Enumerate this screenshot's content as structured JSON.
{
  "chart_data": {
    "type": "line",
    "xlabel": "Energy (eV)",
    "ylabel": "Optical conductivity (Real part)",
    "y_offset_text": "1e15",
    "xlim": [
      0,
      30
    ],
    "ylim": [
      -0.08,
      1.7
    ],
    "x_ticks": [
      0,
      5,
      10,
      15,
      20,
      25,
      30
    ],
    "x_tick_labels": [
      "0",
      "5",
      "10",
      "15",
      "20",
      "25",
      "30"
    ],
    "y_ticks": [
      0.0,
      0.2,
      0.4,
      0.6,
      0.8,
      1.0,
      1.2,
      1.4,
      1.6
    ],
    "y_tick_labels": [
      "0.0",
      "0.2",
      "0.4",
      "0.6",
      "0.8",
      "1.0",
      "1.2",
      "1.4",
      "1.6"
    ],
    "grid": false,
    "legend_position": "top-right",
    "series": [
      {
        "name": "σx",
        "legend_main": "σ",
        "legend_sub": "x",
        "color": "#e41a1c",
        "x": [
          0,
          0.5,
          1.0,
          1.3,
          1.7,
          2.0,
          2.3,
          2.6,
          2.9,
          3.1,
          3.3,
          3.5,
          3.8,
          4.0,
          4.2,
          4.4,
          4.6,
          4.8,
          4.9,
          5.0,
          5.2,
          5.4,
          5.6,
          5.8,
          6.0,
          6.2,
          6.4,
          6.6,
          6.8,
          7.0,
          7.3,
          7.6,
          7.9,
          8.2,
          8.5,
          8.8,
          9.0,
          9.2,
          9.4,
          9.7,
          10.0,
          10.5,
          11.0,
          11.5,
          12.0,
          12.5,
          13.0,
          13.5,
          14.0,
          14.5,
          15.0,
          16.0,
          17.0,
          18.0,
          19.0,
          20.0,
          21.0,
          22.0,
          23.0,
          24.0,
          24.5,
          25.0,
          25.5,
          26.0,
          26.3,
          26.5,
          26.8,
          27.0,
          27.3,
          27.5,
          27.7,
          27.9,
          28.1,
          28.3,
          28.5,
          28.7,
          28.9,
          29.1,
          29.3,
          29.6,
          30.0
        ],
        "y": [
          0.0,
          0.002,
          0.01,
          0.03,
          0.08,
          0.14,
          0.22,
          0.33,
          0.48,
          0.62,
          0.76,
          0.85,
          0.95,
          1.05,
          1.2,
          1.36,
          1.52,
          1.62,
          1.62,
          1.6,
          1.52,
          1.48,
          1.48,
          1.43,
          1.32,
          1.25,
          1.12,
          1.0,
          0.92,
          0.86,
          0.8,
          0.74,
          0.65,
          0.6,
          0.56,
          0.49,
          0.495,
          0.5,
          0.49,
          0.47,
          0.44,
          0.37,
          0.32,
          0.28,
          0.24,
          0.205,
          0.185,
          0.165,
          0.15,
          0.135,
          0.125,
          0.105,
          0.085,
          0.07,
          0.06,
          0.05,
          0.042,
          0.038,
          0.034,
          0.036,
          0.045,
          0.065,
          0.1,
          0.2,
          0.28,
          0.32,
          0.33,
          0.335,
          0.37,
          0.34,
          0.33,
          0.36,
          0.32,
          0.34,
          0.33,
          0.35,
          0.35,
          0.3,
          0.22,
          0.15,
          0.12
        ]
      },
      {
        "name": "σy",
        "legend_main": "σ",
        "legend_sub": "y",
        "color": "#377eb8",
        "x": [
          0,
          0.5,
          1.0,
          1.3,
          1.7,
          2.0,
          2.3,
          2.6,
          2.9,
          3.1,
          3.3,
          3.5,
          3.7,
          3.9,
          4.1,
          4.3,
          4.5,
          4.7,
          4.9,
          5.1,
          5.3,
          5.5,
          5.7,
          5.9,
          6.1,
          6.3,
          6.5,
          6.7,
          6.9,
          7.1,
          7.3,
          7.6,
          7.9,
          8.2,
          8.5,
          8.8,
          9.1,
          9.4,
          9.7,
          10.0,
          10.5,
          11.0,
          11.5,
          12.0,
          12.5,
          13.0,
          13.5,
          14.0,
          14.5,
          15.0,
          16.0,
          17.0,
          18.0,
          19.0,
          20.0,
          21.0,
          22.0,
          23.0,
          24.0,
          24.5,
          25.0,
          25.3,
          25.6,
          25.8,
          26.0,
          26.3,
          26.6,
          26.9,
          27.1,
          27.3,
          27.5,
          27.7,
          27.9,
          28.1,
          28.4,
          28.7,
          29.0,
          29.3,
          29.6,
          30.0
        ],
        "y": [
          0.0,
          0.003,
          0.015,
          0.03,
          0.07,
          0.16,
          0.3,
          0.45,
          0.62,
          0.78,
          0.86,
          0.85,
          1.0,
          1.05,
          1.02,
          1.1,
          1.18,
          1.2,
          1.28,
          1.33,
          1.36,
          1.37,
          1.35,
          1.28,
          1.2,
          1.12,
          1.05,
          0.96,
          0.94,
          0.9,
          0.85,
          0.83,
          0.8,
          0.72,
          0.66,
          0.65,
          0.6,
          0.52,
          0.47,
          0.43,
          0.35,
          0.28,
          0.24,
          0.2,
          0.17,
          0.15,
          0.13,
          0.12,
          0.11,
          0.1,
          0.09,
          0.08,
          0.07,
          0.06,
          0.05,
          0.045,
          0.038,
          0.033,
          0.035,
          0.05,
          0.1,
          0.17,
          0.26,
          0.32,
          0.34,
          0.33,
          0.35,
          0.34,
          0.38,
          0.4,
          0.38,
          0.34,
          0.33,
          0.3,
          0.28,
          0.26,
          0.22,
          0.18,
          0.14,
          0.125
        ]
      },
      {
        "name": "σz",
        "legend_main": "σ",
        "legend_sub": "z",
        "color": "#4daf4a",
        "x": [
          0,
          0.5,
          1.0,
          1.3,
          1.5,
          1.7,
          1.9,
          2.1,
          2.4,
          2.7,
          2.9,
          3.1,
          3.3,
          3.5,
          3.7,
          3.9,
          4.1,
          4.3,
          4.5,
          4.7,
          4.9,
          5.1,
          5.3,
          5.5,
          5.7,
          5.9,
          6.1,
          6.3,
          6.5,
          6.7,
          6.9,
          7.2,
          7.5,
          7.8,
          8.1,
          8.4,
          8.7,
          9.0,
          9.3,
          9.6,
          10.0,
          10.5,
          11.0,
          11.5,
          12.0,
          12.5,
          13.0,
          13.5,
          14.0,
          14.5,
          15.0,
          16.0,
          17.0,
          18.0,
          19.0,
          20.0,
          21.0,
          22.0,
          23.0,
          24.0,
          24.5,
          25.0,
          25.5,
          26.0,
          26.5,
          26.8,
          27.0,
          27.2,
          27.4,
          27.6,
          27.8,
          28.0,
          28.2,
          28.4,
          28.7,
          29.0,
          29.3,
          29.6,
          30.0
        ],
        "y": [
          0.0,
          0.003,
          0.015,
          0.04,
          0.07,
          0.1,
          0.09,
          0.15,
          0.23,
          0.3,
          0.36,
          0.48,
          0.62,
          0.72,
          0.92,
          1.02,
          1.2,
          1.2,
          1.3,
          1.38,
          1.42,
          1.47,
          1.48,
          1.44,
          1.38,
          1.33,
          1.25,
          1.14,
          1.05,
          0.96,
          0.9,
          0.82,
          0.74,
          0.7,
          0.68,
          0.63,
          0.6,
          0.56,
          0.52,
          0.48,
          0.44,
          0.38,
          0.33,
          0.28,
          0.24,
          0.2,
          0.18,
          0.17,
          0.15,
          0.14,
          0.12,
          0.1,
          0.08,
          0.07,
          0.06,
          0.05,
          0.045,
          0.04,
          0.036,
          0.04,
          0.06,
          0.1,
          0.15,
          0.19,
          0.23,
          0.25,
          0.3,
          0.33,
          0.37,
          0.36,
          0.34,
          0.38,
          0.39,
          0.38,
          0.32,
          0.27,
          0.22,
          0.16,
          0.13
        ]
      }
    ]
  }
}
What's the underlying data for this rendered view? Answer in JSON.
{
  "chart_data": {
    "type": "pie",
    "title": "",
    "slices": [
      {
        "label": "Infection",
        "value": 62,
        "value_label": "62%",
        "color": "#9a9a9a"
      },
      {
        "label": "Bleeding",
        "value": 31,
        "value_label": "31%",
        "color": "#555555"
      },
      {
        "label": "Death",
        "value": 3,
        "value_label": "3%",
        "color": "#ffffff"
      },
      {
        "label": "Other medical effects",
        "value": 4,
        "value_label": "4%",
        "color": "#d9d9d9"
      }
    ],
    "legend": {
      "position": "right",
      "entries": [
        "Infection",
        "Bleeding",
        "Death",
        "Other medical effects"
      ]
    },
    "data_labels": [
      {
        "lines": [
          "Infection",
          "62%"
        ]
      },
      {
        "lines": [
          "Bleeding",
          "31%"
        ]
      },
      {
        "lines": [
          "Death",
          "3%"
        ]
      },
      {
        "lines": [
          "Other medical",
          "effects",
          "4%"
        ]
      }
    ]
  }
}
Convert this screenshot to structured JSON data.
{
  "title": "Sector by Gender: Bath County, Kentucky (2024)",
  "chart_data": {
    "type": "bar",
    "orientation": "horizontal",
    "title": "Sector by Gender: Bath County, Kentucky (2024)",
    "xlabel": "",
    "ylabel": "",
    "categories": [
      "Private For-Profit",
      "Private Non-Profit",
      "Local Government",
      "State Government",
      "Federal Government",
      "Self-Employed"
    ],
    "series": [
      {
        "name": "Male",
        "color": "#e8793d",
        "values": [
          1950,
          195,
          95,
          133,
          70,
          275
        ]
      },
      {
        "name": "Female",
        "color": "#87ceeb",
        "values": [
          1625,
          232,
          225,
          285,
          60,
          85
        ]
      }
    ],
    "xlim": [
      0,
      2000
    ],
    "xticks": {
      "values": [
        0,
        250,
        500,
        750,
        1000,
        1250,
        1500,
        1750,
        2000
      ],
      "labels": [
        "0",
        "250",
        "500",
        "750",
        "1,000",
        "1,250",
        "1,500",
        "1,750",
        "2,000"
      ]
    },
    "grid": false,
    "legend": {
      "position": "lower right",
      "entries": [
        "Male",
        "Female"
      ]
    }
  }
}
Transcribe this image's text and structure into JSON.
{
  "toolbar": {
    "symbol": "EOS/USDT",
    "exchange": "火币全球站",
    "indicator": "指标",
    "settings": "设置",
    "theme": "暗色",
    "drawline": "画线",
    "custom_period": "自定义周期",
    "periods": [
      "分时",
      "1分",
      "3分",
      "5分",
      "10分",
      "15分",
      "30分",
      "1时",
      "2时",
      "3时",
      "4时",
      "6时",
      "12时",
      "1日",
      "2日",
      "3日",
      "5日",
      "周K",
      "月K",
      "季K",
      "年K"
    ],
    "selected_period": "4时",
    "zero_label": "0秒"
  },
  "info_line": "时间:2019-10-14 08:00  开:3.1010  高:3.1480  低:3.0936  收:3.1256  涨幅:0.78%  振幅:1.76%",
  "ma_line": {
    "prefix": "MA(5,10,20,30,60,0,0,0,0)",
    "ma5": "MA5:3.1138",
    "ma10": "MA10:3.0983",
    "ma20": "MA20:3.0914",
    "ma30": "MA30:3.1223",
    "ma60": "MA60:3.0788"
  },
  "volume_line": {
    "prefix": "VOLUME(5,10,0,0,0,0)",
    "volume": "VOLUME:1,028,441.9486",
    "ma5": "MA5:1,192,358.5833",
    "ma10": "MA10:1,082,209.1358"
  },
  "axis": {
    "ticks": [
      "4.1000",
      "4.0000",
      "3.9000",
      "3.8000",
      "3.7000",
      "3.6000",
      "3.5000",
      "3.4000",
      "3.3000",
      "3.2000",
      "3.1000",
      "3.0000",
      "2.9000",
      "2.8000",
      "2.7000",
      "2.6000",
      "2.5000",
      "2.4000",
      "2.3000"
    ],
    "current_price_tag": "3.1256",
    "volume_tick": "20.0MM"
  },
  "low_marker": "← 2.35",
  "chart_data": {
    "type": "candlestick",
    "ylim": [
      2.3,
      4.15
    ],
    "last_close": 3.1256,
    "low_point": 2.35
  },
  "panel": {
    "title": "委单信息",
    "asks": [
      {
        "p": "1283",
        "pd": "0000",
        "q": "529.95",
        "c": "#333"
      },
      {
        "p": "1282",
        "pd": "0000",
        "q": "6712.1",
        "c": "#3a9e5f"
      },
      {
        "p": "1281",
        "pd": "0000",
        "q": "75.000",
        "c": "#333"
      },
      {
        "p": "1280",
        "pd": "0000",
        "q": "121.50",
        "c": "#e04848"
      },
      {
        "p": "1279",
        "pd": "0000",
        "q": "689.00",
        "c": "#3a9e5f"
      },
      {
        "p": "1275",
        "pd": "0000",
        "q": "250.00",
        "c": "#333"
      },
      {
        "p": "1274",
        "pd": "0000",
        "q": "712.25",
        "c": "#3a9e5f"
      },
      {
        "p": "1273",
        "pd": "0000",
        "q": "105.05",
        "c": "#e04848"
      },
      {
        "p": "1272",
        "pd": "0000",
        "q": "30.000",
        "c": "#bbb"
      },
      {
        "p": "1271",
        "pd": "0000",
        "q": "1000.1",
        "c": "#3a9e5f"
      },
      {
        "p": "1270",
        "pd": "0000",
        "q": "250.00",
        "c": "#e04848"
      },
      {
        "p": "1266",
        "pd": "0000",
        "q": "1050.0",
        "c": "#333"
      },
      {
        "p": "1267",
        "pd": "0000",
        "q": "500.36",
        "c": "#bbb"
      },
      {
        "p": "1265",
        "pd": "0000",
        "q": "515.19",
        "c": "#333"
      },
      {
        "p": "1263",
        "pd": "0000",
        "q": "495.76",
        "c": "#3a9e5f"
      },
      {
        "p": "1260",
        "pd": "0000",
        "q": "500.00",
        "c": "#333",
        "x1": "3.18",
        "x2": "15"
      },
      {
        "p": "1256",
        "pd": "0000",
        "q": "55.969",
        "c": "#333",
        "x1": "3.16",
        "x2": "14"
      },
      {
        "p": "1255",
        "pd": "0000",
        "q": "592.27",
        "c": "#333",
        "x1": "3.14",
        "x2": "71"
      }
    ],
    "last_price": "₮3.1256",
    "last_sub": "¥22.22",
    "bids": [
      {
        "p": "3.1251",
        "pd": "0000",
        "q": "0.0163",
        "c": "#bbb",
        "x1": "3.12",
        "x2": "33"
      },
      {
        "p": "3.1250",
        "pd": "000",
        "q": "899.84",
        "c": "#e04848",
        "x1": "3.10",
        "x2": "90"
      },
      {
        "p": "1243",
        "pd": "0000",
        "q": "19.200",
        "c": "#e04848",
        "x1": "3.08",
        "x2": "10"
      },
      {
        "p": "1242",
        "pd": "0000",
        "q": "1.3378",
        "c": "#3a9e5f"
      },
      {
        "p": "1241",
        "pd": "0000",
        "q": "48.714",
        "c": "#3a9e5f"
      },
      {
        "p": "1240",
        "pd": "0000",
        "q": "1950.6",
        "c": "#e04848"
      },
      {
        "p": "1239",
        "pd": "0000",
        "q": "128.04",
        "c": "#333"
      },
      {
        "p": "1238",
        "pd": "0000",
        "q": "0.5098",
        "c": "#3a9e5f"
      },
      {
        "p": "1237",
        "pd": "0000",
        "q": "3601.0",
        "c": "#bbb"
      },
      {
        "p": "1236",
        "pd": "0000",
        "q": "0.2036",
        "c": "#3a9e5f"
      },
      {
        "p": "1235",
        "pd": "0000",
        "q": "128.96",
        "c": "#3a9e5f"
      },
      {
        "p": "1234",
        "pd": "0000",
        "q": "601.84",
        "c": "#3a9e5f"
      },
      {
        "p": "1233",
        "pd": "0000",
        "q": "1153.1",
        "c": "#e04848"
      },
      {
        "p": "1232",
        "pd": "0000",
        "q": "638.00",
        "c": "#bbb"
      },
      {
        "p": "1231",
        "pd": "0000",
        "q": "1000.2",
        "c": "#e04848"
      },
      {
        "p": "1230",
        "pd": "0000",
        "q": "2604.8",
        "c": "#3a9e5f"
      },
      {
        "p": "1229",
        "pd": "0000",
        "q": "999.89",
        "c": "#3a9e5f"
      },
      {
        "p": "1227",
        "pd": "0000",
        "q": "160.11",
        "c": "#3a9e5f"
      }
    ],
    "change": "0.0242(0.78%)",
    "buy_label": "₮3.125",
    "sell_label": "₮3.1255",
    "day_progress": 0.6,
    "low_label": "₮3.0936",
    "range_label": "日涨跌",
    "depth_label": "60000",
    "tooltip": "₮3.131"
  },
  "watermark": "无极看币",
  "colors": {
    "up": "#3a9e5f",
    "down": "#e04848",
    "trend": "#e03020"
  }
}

══════

*What you will do*. Pull out every line of the entries that includes the word "title".

*Result below*.
    "title": "",
  "title": "Sector by Gender: Bath County, Kentucky (2024)",
    "title": "Sector by Gender: Bath County, Kentucky (2024)",
    "title": "委单信息",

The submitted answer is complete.